▶ _Work to do_
Copy the part of the suction nozzle text between "The nozzle housing 551 can" and "flow channels 40.", inclusive, without changing anything.

-------- Source extract

FIG. 11 is a perspective view of the underside of the suction nozzle assembly 580, with some portions cut away to show some internal features of the suction nozzle assembly 580. Brushroll chamber 565 is defined on the underside of suction nozzle assembly 580 forward of the foot conduit 564. A pair of spray tip outlets 595 can be provided in the brush chamber 565. A latch mechanism 587 is provided at the rearward portion of suction nozzle assembly 580 and is configured to be received in the upper cover 542 (FIG. 8). Latch mechanism 587 can be received in a latch receiving depression 587a (FIG. 8) provided on the upper cover 542 base 14 and is configured for a user to remove and/or lock the suction nozzle assembly 580 onto the base 14. The suction nozzle assembly 580 can be biased by springs 556 to release suction nozzle assembly 580 away from foot assembly 500 when the latch mechanism 587 is actuated. A pair of spray connector inlets 590 are provided on the underside of nozzle housing 551 and are fluidly connected to the first terminal end of fluid delivery channels 40 on the upper side of the nozzle housing 551 (FIG. 8). Front interference wiper 560 is provided in the forward most portion of brushroll chamber 565.

FIG. 12 is a bottom perspective view of the foot assembly 500. Rear wiper 538 is provided on the cover base 537, rearward of brushroll 546, and configured to contact the surface to be cleaned.

FIG. 13A is a perspective view of the underside of the nozzle cover 552 and FIG. 13B is an exploded perspective view of the suction nozzle assembly 580. The nozzle cover 552 is comprised of two fluid channel portions 40a that form an upper portion of the flow channels 40 when mated with nozzle housing 551. The nozzle housing 551 comprises two fluid channel portions 40b that form lower portions of the flow channels 40 when mated with the nozzle cover 552. Fluid channel portions 40a and 40b mate to form the fluid delivery flow channels 40 therebetween containing the spray tips 554 at the second terminal ends partially therein.

The nozzle housing 551 can define a lens for the brush chamber 565 and can be comprised of a translucent or transparent material to allow the brushroll 546 to be viewed therethough. Likewise, the nozzle cover 552 can define a lens cover, and can be comprised of a translucent or transparent material, which permits a user to view the flow of fluid through the flow channels 40.

----------------
-------- Given data

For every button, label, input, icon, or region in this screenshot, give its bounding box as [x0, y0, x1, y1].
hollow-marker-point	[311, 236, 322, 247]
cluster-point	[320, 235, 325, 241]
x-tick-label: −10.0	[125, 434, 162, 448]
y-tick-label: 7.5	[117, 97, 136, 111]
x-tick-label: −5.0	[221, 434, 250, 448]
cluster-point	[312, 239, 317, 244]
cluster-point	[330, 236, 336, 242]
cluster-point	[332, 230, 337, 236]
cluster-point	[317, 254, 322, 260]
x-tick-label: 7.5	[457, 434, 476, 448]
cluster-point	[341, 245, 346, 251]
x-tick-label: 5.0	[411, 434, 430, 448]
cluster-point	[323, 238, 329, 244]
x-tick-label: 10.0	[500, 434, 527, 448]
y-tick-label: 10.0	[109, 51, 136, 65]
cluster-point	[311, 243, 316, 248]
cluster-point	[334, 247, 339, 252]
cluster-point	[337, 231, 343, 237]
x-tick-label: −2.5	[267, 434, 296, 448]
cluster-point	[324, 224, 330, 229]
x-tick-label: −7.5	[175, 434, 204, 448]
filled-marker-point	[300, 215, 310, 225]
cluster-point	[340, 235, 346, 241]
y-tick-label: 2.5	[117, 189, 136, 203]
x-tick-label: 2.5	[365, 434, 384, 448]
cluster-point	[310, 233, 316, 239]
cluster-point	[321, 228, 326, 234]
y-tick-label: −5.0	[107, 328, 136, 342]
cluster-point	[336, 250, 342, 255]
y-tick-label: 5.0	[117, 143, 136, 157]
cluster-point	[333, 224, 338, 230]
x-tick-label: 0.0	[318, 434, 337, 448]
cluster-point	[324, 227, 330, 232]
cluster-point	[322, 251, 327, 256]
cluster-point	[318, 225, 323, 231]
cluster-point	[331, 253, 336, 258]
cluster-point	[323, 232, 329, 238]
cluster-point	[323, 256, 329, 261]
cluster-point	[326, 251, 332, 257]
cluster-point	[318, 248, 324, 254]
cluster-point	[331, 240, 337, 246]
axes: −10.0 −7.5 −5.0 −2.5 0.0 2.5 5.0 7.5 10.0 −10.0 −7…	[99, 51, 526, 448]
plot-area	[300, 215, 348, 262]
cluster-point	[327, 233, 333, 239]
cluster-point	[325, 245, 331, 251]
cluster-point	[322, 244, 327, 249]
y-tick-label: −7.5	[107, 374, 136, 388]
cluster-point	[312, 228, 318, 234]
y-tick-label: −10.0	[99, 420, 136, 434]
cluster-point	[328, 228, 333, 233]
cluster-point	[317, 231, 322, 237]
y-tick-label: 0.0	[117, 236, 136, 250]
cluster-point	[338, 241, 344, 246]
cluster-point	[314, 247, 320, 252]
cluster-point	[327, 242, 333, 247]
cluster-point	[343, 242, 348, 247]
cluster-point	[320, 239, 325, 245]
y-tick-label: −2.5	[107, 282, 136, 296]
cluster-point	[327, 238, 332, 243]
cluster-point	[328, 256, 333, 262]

----------------

▶ _Expected output_
The nozzle housing 551 can define a lens for the brush chamber 565 and can be comprised of a translucent or transparent material to allow the brushroll 546 to be viewed therethough. Likewise, the nozzle cover 552 can define a lens cover, and can be comprised of a translucent or transparent material, which permits a user to view the flow of fluid through the flow channels 40.